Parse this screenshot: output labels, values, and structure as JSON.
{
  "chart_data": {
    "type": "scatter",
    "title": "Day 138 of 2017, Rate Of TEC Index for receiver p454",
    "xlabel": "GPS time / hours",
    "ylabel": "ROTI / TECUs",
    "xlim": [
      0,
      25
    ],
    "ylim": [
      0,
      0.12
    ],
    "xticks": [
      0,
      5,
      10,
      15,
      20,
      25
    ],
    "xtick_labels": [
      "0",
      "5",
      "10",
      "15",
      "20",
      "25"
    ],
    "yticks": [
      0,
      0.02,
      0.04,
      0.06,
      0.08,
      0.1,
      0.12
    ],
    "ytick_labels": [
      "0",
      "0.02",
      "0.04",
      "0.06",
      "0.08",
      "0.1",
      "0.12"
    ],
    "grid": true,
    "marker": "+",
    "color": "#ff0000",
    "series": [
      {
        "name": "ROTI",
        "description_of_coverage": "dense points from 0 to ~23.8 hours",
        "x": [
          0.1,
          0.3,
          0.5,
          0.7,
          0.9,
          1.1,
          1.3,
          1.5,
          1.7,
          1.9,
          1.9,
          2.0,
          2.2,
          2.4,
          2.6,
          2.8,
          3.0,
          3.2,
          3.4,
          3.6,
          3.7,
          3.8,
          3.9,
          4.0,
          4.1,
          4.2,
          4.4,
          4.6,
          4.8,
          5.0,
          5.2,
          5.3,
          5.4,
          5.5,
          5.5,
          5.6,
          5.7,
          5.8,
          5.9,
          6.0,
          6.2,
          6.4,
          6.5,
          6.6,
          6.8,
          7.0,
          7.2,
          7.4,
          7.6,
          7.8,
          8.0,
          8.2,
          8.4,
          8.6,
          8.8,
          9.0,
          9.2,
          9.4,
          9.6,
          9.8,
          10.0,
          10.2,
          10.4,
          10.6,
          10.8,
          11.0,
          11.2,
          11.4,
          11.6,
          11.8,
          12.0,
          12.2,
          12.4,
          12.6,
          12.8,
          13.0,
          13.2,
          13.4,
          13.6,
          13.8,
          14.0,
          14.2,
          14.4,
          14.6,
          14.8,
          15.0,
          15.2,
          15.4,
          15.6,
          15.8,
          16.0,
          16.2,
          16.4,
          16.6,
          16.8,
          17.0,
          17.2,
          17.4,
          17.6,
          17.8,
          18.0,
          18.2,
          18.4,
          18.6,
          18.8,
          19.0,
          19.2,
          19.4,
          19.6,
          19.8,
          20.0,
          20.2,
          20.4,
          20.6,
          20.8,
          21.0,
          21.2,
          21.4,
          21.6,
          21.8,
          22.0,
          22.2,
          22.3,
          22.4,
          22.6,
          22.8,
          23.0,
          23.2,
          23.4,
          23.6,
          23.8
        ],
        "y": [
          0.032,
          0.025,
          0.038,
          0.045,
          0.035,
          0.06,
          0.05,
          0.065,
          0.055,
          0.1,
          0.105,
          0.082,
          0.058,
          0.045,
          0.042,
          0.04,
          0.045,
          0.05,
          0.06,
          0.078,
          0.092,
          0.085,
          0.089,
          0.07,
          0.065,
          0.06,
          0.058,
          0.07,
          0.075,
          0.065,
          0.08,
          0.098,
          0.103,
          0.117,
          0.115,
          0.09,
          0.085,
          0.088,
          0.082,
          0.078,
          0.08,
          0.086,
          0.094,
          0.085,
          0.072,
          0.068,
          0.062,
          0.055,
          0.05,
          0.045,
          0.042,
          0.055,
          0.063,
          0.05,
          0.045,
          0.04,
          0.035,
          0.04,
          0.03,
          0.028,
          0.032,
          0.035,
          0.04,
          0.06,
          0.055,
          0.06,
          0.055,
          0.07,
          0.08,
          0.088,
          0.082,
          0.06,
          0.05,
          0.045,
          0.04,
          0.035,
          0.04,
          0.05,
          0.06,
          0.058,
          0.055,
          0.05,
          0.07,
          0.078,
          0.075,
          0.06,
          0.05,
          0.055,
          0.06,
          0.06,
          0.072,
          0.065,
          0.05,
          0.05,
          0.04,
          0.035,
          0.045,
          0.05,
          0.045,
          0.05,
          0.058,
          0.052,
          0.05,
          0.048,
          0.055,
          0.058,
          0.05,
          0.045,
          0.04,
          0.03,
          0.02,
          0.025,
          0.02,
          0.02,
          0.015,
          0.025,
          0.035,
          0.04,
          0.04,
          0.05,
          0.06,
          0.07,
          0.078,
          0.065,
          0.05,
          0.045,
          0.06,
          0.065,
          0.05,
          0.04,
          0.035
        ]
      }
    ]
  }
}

______________________________

- _Objective_
Your task is to reproduce all of the records exactly.

- _Exercise solution_
Parse this screenshot: output labels, values, and structure as JSON.
{
  "chart_data": {
    "type": "scatter",
    "title": "Day 138 of 2017, Rate Of TEC Index for receiver p454",
    "xlabel": "GPS time / hours",
    "ylabel": "ROTI / TECUs",
    "xlim": [
      0,
      25
    ],
    "ylim": [
      0,
      0.12
    ],
    "xticks": [
      0,
      5,
      10,
      15,
      20,
      25
    ],
    "xtick_labels": [
      "0",
      "5",
      "10",
      "15",
      "20",
      "25"
    ],
    "yticks": [
      0,
      0.02,
      0.04,
      0.06,
      0.08,
      0.1,
      0.12
    ],
    "ytick_labels": [
      "0",
      "0.02",
      "0.04",
      "0.06",
      "0.08",
      "0.1",
      "0.12"
    ],
    "grid": true,
    "marker": "+",
    "color": "#ff0000",
    "series": [
      {
        "name": "ROTI",
        "description_of_coverage": "dense points from 0 to ~23.8 hours",
        "x": [
          0.1,
          0.3,
          0.5,
          0.7,
          0.9,
          1.1,
          1.3,
          1.5,
          1.7,
          1.9,
          1.9,
          2.0,
          2.2,
          2.4,
          2.6,
          2.8,
          3.0,
          3.2,
          3.4,
          3.6,
          3.7,
          3.8,
          3.9,
          4.0,
          4.1,
          4.2,
          4.4,
          4.6,
          4.8,
          5.0,
          5.2,
          5.3,
          5.4,
          5.5,
          5.5,
          5.6,
          5.7,
          5.8,
          5.9,
          6.0,
          6.2,
          6.4,
          6.5,
          6.6,
          6.8,
          7.0,
          7.2,
          7.4,
          7.6,
          7.8,
          8.0,
          8.2,
          8.4,
          8.6,
          8.8,
          9.0,
          9.2,
          9.4,
          9.6,
          9.8,
          10.0,
          10.2,
          10.4,
          10.6,
          10.8,
          11.0,
          11.2,
          11.4,
          11.6,
          11.8,
          12.0,
          12.2,
          12.4,
          12.6,
          12.8,
          13.0,
          13.2,
          13.4,
          13.6,
          13.8,
          14.0,
          14.2,
          14.4,
          14.6,
          14.8,
          15.0,
          15.2,
          15.4,
          15.6,
          15.8,
          16.0,
          16.2,
          16.4,
          16.6,
          16.8,
          17.0,
          17.2,
          17.4,
          17.6,
          17.8,
          18.0,
          18.2,
          18.4,
          18.6,
          18.8,
          19.0,
          19.2,
          19.4,
          19.6,
          19.8,
          20.0,
          20.2,
          20.4,
          20.6,
          20.8,
          21.0,
          21.2,
          21.4,
          21.6,
          21.8,
          22.0,
          22.2,
          22.3,
          22.4,
          22.6,
          22.8,
          23.0,
          23.2,
          23.4,
          23.6,
          23.8
        ],
        "y": [
          0.032,
          0.025,
          0.038,
          0.045,
          0.035,
          0.06,
          0.05,
          0.065,
          0.055,
          0.1,
          0.105,
          0.082,
          0.058,
          0.045,
          0.042,
          0.04,
          0.045,
          0.05,
          0.06,
          0.078,
          0.092,
          0.085,
          0.089,
          0.07,
          0.065,
          0.06,
          0.058,
          0.07,
          0.075,
          0.065,
          0.08,
          0.098,
          0.103,
          0.117,
          0.115,
          0.09,
          0.085,
          0.088,
          0.082,
          0.078,
          0.08,
          0.086,
          0.094,
          0.085,
          0.072,
          0.068,
          0.062,
          0.055,
          0.05,
          0.045,
          0.042,
          0.055,
          0.063,
          0.05,
          0.045,
          0.04,
          0.035,
          0.04,
          0.03,
          0.028,
          0.032,
          0.035,
          0.04,
          0.06,
          0.055,
          0.06,
          0.055,
          0.07,
          0.08,
          0.088,
          0.082,
          0.06,
          0.05,
          0.045,
          0.04,
          0.035,
          0.04,
          0.05,
          0.06,
          0.058,
          0.055,
          0.05,
          0.07,
          0.078,
          0.075,
          0.06,
          0.05,
          0.055,
          0.06,
          0.06,
          0.072,
          0.065,
          0.05,
          0.05,
          0.04,
          0.035,
          0.045,
          0.05,
          0.045,
          0.05,
          0.058,
          0.052,
          0.05,
          0.048,
          0.055,
          0.058,
          0.05,
          0.045,
          0.04,
          0.03,
          0.02,
          0.025,
          0.02,
          0.02,
          0.015,
          0.025,
          0.035,
          0.04,
          0.04,
          0.05,
          0.06,
          0.07,
          0.078,
          0.065,
          0.05,
          0.045,
          0.06,
          0.065,
          0.05,
          0.04,
          0.035
        ]
      }
    ]
  }
}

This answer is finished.